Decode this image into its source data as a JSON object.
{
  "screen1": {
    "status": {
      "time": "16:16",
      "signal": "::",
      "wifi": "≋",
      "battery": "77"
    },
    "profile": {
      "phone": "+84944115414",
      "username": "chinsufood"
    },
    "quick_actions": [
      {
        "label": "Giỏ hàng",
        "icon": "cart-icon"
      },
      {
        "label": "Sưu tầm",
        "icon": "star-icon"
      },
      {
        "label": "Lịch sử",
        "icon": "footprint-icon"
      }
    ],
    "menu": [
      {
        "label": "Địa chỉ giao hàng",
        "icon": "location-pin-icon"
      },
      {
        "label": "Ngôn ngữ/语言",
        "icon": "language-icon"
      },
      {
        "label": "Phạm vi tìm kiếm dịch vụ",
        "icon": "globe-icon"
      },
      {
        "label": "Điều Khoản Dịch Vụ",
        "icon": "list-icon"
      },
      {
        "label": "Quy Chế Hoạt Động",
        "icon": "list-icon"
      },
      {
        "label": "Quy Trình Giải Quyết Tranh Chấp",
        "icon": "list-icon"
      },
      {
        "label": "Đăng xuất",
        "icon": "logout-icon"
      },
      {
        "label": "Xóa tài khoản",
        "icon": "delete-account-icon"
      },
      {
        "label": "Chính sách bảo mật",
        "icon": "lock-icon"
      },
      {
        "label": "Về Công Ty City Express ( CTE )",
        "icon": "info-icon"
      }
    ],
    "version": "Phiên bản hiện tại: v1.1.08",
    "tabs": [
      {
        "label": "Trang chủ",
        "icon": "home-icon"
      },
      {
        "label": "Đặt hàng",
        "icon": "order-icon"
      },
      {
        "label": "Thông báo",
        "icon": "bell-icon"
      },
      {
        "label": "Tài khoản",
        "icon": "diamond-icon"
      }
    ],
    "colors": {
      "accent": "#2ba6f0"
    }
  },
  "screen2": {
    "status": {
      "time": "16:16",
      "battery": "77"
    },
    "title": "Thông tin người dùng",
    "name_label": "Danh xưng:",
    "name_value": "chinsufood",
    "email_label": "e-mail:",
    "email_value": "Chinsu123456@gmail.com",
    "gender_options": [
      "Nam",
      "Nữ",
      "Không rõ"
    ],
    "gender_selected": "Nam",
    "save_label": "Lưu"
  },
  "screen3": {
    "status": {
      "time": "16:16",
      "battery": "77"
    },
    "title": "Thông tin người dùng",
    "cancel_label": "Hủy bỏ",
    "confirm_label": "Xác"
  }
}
********
Instruction
Show each line holding the word "hàng".

Correct output
        "label": "Giỏ hàng",
        "label": "Địa chỉ giao hàng",
        "label": "Đặt hàng",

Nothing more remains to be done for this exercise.